Data records
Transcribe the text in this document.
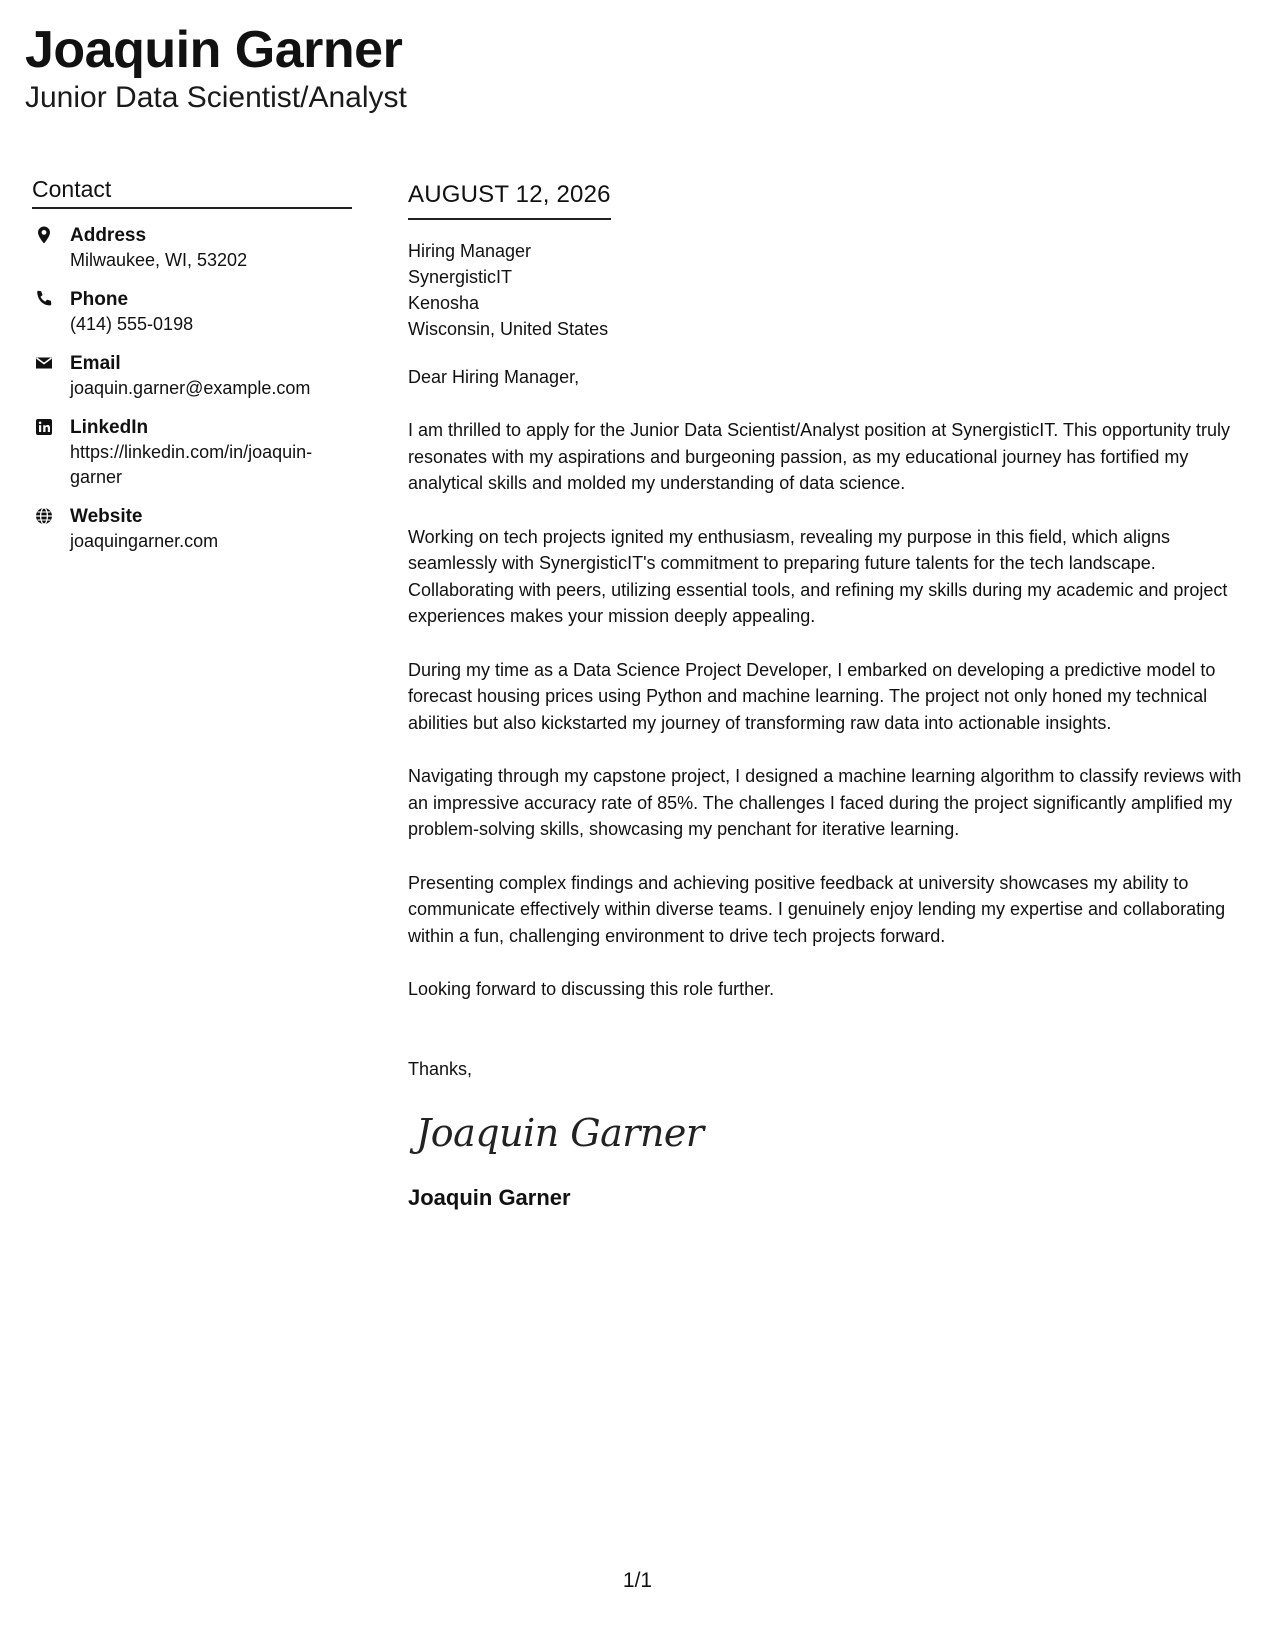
Joaquin Garner
Junior Data Scientist/Analyst
Contact
Address
Milwaukee, WI, 53202
Phone
(414) 555-0198
Email
joaquin.garner@example.com
LinkedIn
https://linkedin.com/in/joaquin-
garner
Website
joaquingarner.com
AUGUST 12, 2026
Hiring Manager
SynergisticIT
Kenosha
Wisconsin, United States
Dear Hiring Manager,

I am thrilled to apply for the Junior Data Scientist/Analyst position at SynergisticIT. This opportunity truly resonates with my aspirations and burgeoning passion, as my educational journey has fortified my analytical skills and molded my understanding of data science.

Working on tech projects ignited my enthusiasm, revealing my purpose in this field, which aligns seamlessly with SynergisticIT's commitment to preparing future talents for the tech landscape. Collaborating with peers, utilizing essential tools, and refining my skills during my academic and project experiences makes your mission deeply appealing.

During my time as a Data Science Project Developer, I embarked on developing a predictive model to forecast housing prices using Python and machine learning. The project not only honed my technical abilities but also kickstarted my journey of transforming raw data into actionable insights.

Navigating through my capstone project, I designed a machine learning algorithm to classify reviews with an impressive accuracy rate of 85%. The challenges I faced during the project significantly amplified my problem-solving skills, showcasing my penchant for iterative learning.

Presenting complex findings and achieving positive feedback at university showcases my ability to communicate effectively within diverse teams. I genuinely enjoy lending my expertise and collaborating within a fun, challenging environment to drive tech projects forward.

Looking forward to discussing this role further.
Thanks,
Joaquin Garner
Joaquin Garner
1/1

Problem to work on:
Give only the number of lines in the listing above that include the string "forward".

Exercise result:
2